### Set exercise
All of the listing below must be repeated word for word. Pictures are the only thing to omit.

### Dataset excerpts
● ● ● ● ● ● ●

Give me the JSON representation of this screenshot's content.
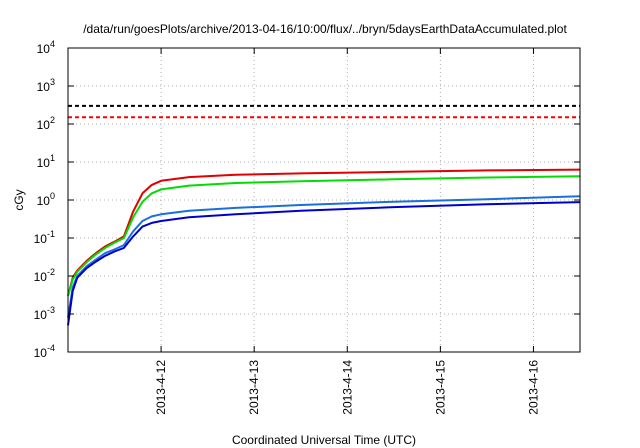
{
  "chart_data": {
    "type": "line",
    "title": "/data/run/goesPlots/archive/2013-04-16/10:00/flux/../bryn/5daysEarthDataAccumulated.plot",
    "xlabel": "Coordinated Universal Time (UTC)",
    "ylabel": "cGy",
    "y_scale": "log",
    "ylim": [
      0.0001,
      10000
    ],
    "xlim": [
      0,
      5.5
    ],
    "grid": true,
    "x_ticks": [
      {
        "x": 1,
        "label": "2013-4-12"
      },
      {
        "x": 2,
        "label": "2013-4-13"
      },
      {
        "x": 3,
        "label": "2013-4-14"
      },
      {
        "x": 4,
        "label": "2013-4-15"
      },
      {
        "x": 5,
        "label": "2013-4-16"
      }
    ],
    "y_ticks": [
      {
        "base": "10",
        "exp": "-4",
        "value": 0.0001
      },
      {
        "base": "10",
        "exp": "-3",
        "value": 0.001
      },
      {
        "base": "10",
        "exp": "-2",
        "value": 0.01
      },
      {
        "base": "10",
        "exp": "-1",
        "value": 0.1
      },
      {
        "base": "10",
        "exp": "0",
        "value": 1
      },
      {
        "base": "10",
        "exp": "1",
        "value": 10
      },
      {
        "base": "10",
        "exp": "2",
        "value": 100
      },
      {
        "base": "10",
        "exp": "3",
        "value": 1000
      },
      {
        "base": "10",
        "exp": "4",
        "value": 10000
      }
    ],
    "thresholds": [
      {
        "value": 300,
        "color": "#000000",
        "style": "dashed"
      },
      {
        "value": 150,
        "color": "#ff0000",
        "style": "dashed"
      }
    ],
    "series": [
      {
        "color": "#e00000",
        "x": [
          0,
          0.05,
          0.1,
          0.2,
          0.3,
          0.4,
          0.5,
          0.6,
          0.7,
          0.8,
          0.9,
          1.0,
          1.3,
          1.8,
          2.5,
          3.5,
          4.5,
          5.5
        ],
        "y": [
          0.003,
          0.009,
          0.014,
          0.025,
          0.04,
          0.06,
          0.08,
          0.11,
          0.5,
          1.5,
          2.5,
          3.2,
          4.0,
          4.6,
          5.0,
          5.5,
          6.0,
          6.3
        ]
      },
      {
        "color": "#00dd00",
        "x": [
          0,
          0.05,
          0.1,
          0.2,
          0.3,
          0.4,
          0.5,
          0.6,
          0.7,
          0.8,
          0.9,
          1.0,
          1.3,
          1.8,
          2.5,
          3.5,
          4.5,
          5.5
        ],
        "y": [
          0.003,
          0.008,
          0.013,
          0.023,
          0.037,
          0.055,
          0.075,
          0.1,
          0.35,
          0.9,
          1.5,
          1.9,
          2.4,
          2.8,
          3.1,
          3.5,
          3.9,
          4.2
        ]
      },
      {
        "color": "#1a6fdc",
        "x": [
          0,
          0.05,
          0.1,
          0.2,
          0.3,
          0.4,
          0.5,
          0.6,
          0.7,
          0.8,
          0.9,
          1.0,
          1.3,
          1.8,
          2.5,
          3.5,
          4.5,
          5.5
        ],
        "y": [
          0.0008,
          0.005,
          0.01,
          0.018,
          0.027,
          0.04,
          0.05,
          0.065,
          0.15,
          0.28,
          0.37,
          0.42,
          0.52,
          0.62,
          0.74,
          0.9,
          1.05,
          1.25
        ]
      },
      {
        "color": "#0000cc",
        "x": [
          0,
          0.05,
          0.1,
          0.2,
          0.3,
          0.4,
          0.5,
          0.6,
          0.7,
          0.8,
          0.9,
          1.0,
          1.3,
          1.8,
          2.5,
          3.5,
          4.5,
          5.5
        ],
        "y": [
          0.0005,
          0.004,
          0.009,
          0.016,
          0.024,
          0.034,
          0.044,
          0.055,
          0.11,
          0.2,
          0.25,
          0.28,
          0.35,
          0.42,
          0.52,
          0.65,
          0.77,
          0.88
        ]
      }
    ]
  }
}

● ● ● ● ● ● ●

### Solved problem
Give me the JSON representation of this screenshot's content.
{
  "chart_data": {
    "type": "line",
    "title": "/data/run/goesPlots/archive/2013-04-16/10:00/flux/../bryn/5daysEarthDataAccumulated.plot",
    "xlabel": "Coordinated Universal Time (UTC)",
    "ylabel": "cGy",
    "y_scale": "log",
    "ylim": [
      0.0001,
      10000
    ],
    "xlim": [
      0,
      5.5
    ],
    "grid": true,
    "x_ticks": [
      {
        "x": 1,
        "label": "2013-4-12"
      },
      {
        "x": 2,
        "label": "2013-4-13"
      },
      {
        "x": 3,
        "label": "2013-4-14"
      },
      {
        "x": 4,
        "label": "2013-4-15"
      },
      {
        "x": 5,
        "label": "2013-4-16"
      }
    ],
    "y_ticks": [
      {
        "base": "10",
        "exp": "-4",
        "value": 0.0001
      },
      {
        "base": "10",
        "exp": "-3",
        "value": 0.001
      },
      {
        "base": "10",
        "exp": "-2",
        "value": 0.01
      },
      {
        "base": "10",
        "exp": "-1",
        "value": 0.1
      },
      {
        "base": "10",
        "exp": "0",
        "value": 1
      },
      {
        "base": "10",
        "exp": "1",
        "value": 10
      },
      {
        "base": "10",
        "exp": "2",
        "value": 100
      },
      {
        "base": "10",
        "exp": "3",
        "value": 1000
      },
      {
        "base": "10",
        "exp": "4",
        "value": 10000
      }
    ],
    "thresholds": [
      {
        "value": 300,
        "color": "#000000",
        "style": "dashed"
      },
      {
        "value": 150,
        "color": "#ff0000",
        "style": "dashed"
      }
    ],
    "series": [
      {
        "color": "#e00000",
        "x": [
          0,
          0.05,
          0.1,
          0.2,
          0.3,
          0.4,
          0.5,
          0.6,
          0.7,
          0.8,
          0.9,
          1.0,
          1.3,
          1.8,
          2.5,
          3.5,
          4.5,
          5.5
        ],
        "y": [
          0.003,
          0.009,
          0.014,
          0.025,
          0.04,
          0.06,
          0.08,
          0.11,
          0.5,
          1.5,
          2.5,
          3.2,
          4.0,
          4.6,
          5.0,
          5.5,
          6.0,
          6.3
        ]
      },
      {
        "color": "#00dd00",
        "x": [
          0,
          0.05,
          0.1,
          0.2,
          0.3,
          0.4,
          0.5,
          0.6,
          0.7,
          0.8,
          0.9,
          1.0,
          1.3,
          1.8,
          2.5,
          3.5,
          4.5,
          5.5
        ],
        "y": [
          0.003,
          0.008,
          0.013,
          0.023,
          0.037,
          0.055,
          0.075,
          0.1,
          0.35,
          0.9,
          1.5,
          1.9,
          2.4,
          2.8,
          3.1,
          3.5,
          3.9,
          4.2
        ]
      },
      {
        "color": "#1a6fdc",
        "x": [
          0,
          0.05,
          0.1,
          0.2,
          0.3,
          0.4,
          0.5,
          0.6,
          0.7,
          0.8,
          0.9,
          1.0,
          1.3,
          1.8,
          2.5,
          3.5,
          4.5,
          5.5
        ],
        "y": [
          0.0008,
          0.005,
          0.01,
          0.018,
          0.027,
          0.04,
          0.05,
          0.065,
          0.15,
          0.28,
          0.37,
          0.42,
          0.52,
          0.62,
          0.74,
          0.9,
          1.05,
          1.25
        ]
      },
      {
        "color": "#0000cc",
        "x": [
          0,
          0.05,
          0.1,
          0.2,
          0.3,
          0.4,
          0.5,
          0.6,
          0.7,
          0.8,
          0.9,
          1.0,
          1.3,
          1.8,
          2.5,
          3.5,
          4.5,
          5.5
        ],
        "y": [
          0.0005,
          0.004,
          0.009,
          0.016,
          0.024,
          0.034,
          0.044,
          0.055,
          0.11,
          0.2,
          0.25,
          0.28,
          0.35,
          0.42,
          0.52,
          0.65,
          0.77,
          0.88
        ]
      }
    ]
  }
}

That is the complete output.